GIVEN INSTRUCTION. Give the data below again exactly as it stands. Omit the pictures.

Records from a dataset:
════════

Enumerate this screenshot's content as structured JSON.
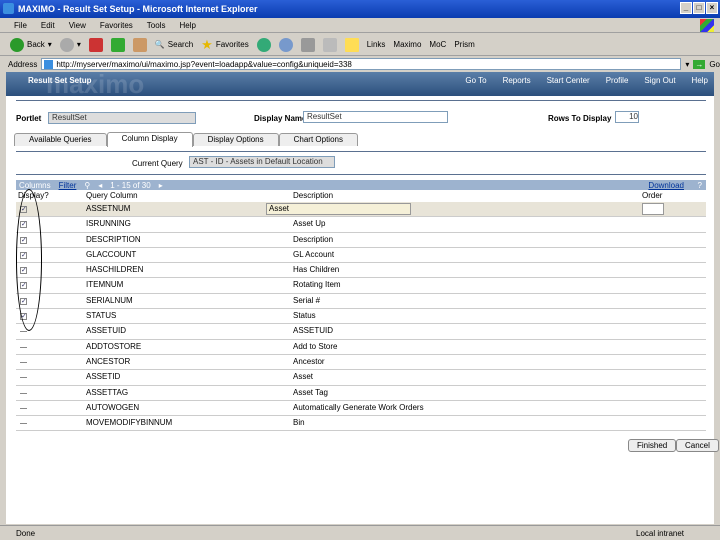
{
  "window": {
    "title": "MAXIMO - Result Set Setup - Microsoft Internet Explorer"
  },
  "menu": [
    "File",
    "Edit",
    "View",
    "Favorites",
    "Tools",
    "Help"
  ],
  "toolbar": {
    "back": "Back",
    "search": "Search",
    "favorites": "Favorites",
    "links": "Links",
    "link_items": [
      "Maximo",
      "MoC",
      "Prism"
    ]
  },
  "address": {
    "label": "Address",
    "url": "http://myserver/maximo/ui/maximo.jsp?event=loadapp&value=config&uniqueid=338",
    "go": "Go"
  },
  "header": {
    "brand": "maximo",
    "title": "Result Set Setup",
    "nav": [
      "Go To",
      "Reports",
      "Start Center",
      "Profile",
      "Sign Out",
      "Help"
    ]
  },
  "form": {
    "portlet_label": "Portlet",
    "portlet_value": "ResultSet",
    "display_name_label": "Display Name",
    "display_name_value": "ResultSet",
    "rows_label": "Rows To Display",
    "rows_value": "10"
  },
  "tabs": [
    "Available Queries",
    "Column Display",
    "Display Options",
    "Chart Options"
  ],
  "query": {
    "label": "Current Query",
    "value": "AST - ID - Assets in Default Location"
  },
  "table": {
    "title": "Columns",
    "filter": "Filter",
    "paging": "1 - 15 of 30",
    "download": "Download",
    "headers": [
      "Display?",
      "Query Column",
      "Description",
      "Order"
    ],
    "rows": [
      {
        "col": "ASSETNUM",
        "desc": "Asset",
        "checked": true
      },
      {
        "col": "ISRUNNING",
        "desc": "Asset Up",
        "checked": true
      },
      {
        "col": "DESCRIPTION",
        "desc": "Description",
        "checked": true
      },
      {
        "col": "GLACCOUNT",
        "desc": "GL Account",
        "checked": true
      },
      {
        "col": "HASCHILDREN",
        "desc": "Has Children",
        "checked": true
      },
      {
        "col": "ITEMNUM",
        "desc": "Rotating Item",
        "checked": true
      },
      {
        "col": "SERIALNUM",
        "desc": "Serial #",
        "checked": true
      },
      {
        "col": "STATUS",
        "desc": "Status",
        "checked": true
      },
      {
        "col": "ASSETUID",
        "desc": "ASSETUID",
        "checked": false
      },
      {
        "col": "ADDTOSTORE",
        "desc": "Add to Store",
        "checked": false
      },
      {
        "col": "ANCESTOR",
        "desc": "Ancestor",
        "checked": false
      },
      {
        "col": "ASSETID",
        "desc": "Asset",
        "checked": false
      },
      {
        "col": "ASSETTAG",
        "desc": "Asset Tag",
        "checked": false
      },
      {
        "col": "AUTOWOGEN",
        "desc": "Automatically Generate Work Orders",
        "checked": false
      },
      {
        "col": "MOVEMODIFYBINNUM",
        "desc": "Bin",
        "checked": false
      }
    ]
  },
  "buttons": {
    "finished": "Finished",
    "cancel": "Cancel"
  },
  "statusbar": {
    "text": "Done",
    "zone": "Local intranet"
  }
}
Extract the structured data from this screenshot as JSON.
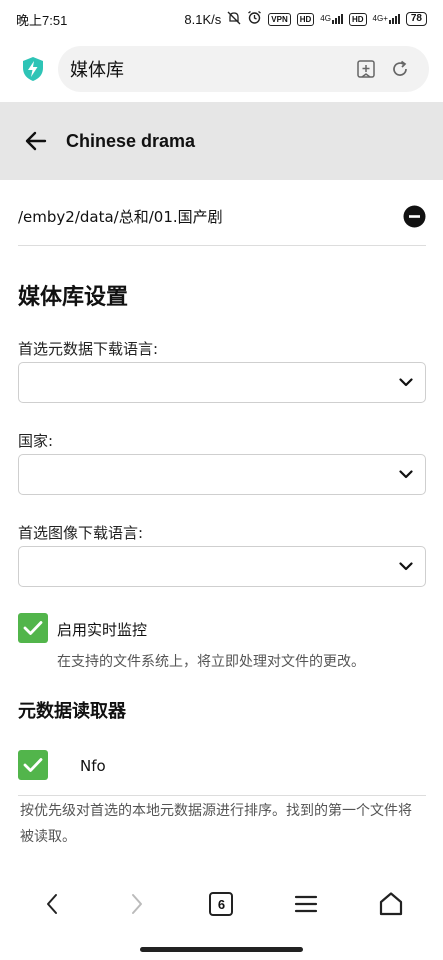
{
  "status_bar": {
    "time": "晚上7:51",
    "speed": "8.1K/s",
    "vpn": "VPN",
    "hd1": "HD",
    "net1": "4G",
    "hd2": "HD",
    "net2": "4G+",
    "battery": "78"
  },
  "browser": {
    "url_text": "媒体库",
    "tab_count": "6",
    "icons": {
      "shield": "shield-bolt-icon",
      "bookmark": "bookmark-add-icon",
      "reload": "reload-icon"
    }
  },
  "header": {
    "title": "Chinese drama"
  },
  "folder": {
    "path": "/emby2/data/总和/01.国产剧"
  },
  "settings": {
    "section_title": "媒体库设置",
    "metadata_language_label": "首选元数据下载语言:",
    "metadata_language_value": "",
    "country_label": "国家:",
    "country_value": "",
    "image_language_label": "首选图像下载语言:",
    "image_language_value": "",
    "realtime_label": "启用实时监控",
    "realtime_desc": "在支持的文件系统上，将立即处理对文件的更改。",
    "realtime_checked": true
  },
  "readers": {
    "section_title": "元数据读取器",
    "items": [
      {
        "label": "Nfo",
        "checked": true
      }
    ],
    "desc": "按优先级对首选的本地元数据源进行排序。找到的第一个文件将被读取。"
  },
  "colors": {
    "accent_green": "#52b54b",
    "shield_teal": "#2ec4b6",
    "header_bg": "#e6e6e6"
  }
}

════════

SOLUTION.
Enumerate this screenshot's content as structured JSON.
{
  "window": {
    "title": "MAXIMO - Result Set Setup - Microsoft Internet Explorer"
  },
  "menu": [
    "File",
    "Edit",
    "View",
    "Favorites",
    "Tools",
    "Help"
  ],
  "toolbar": {
    "back": "Back",
    "search": "Search",
    "favorites": "Favorites",
    "links": "Links",
    "link_items": [
      "Maximo",
      "MoC",
      "Prism"
    ]
  },
  "address": {
    "label": "Address",
    "url": "http://myserver/maximo/ui/maximo.jsp?event=loadapp&value=config&uniqueid=338",
    "go": "Go"
  },
  "header": {
    "brand": "maximo",
    "title": "Result Set Setup",
    "nav": [
      "Go To",
      "Reports",
      "Start Center",
      "Profile",
      "Sign Out",
      "Help"
    ]
  },
  "form": {
    "portlet_label": "Portlet",
    "portlet_value": "ResultSet",
    "display_name_label": "Display Name",
    "display_name_value": "ResultSet",
    "rows_label": "Rows To Display",
    "rows_value": "10"
  },
  "tabs": [
    "Available Queries",
    "Column Display",
    "Display Options",
    "Chart Options"
  ],
  "query": {
    "label": "Current Query",
    "value": "AST - ID - Assets in Default Location"
  },
  "table": {
    "title": "Columns",
    "filter": "Filter",
    "paging": "1 - 15 of 30",
    "download": "Download",
    "headers": [
      "Display?",
      "Query Column",
      "Description",
      "Order"
    ],
    "rows": [
      {
        "col": "ASSETNUM",
        "desc": "Asset",
        "checked": true
      },
      {
        "col": "ISRUNNING",
        "desc": "Asset Up",
        "checked": true
      },
      {
        "col": "DESCRIPTION",
        "desc": "Description",
        "checked": true
      },
      {
        "col": "GLACCOUNT",
        "desc": "GL Account",
        "checked": true
      },
      {
        "col": "HASCHILDREN",
        "desc": "Has Children",
        "checked": true
      },
      {
        "col": "ITEMNUM",
        "desc": "Rotating Item",
        "checked": true
      },
      {
        "col": "SERIALNUM",
        "desc": "Serial #",
        "checked": true
      },
      {
        "col": "STATUS",
        "desc": "Status",
        "checked": true
      },
      {
        "col": "ASSETUID",
        "desc": "ASSETUID",
        "checked": false
      },
      {
        "col": "ADDTOSTORE",
        "desc": "Add to Store",
        "checked": false
      },
      {
        "col": "ANCESTOR",
        "desc": "Ancestor",
        "checked": false
      },
      {
        "col": "ASSETID",
        "desc": "Asset",
        "checked": false
      },
      {
        "col": "ASSETTAG",
        "desc": "Asset Tag",
        "checked": false
      },
      {
        "col": "AUTOWOGEN",
        "desc": "Automatically Generate Work Orders",
        "checked": false
      },
      {
        "col": "MOVEMODIFYBINNUM",
        "desc": "Bin",
        "checked": false
      }
    ]
  },
  "buttons": {
    "finished": "Finished",
    "cancel": "Cancel"
  },
  "statusbar": {
    "text": "Done",
    "zone": "Local intranet"
  }
}
Extract the structured data from this screenshot as JSON.
{
  "status_bar": {
    "time": "晚上7:51",
    "speed": "8.1K/s",
    "vpn": "VPN",
    "hd1": "HD",
    "net1": "4G",
    "hd2": "HD",
    "net2": "4G+",
    "battery": "78"
  },
  "browser": {
    "url_text": "媒体库",
    "tab_count": "6",
    "icons": {
      "shield": "shield-bolt-icon",
      "bookmark": "bookmark-add-icon",
      "reload": "reload-icon"
    }
  },
  "header": {
    "title": "Chinese drama"
  },
  "folder": {
    "path": "/emby2/data/总和/01.国产剧"
  },
  "settings": {
    "section_title": "媒体库设置",
    "metadata_language_label": "首选元数据下载语言:",
    "metadata_language_value": "",
    "country_label": "国家:",
    "country_value": "",
    "image_language_label": "首选图像下载语言:",
    "image_language_value": "",
    "realtime_label": "启用实时监控",
    "realtime_desc": "在支持的文件系统上，将立即处理对文件的更改。",
    "realtime_checked": true
  },
  "readers": {
    "section_title": "元数据读取器",
    "items": [
      {
        "label": "Nfo",
        "checked": true
      }
    ],
    "desc": "按优先级对首选的本地元数据源进行排序。找到的第一个文件将被读取。"
  },
  "colors": {
    "accent_green": "#52b54b",
    "shield_teal": "#2ec4b6",
    "header_bg": "#e6e6e6"
  }
}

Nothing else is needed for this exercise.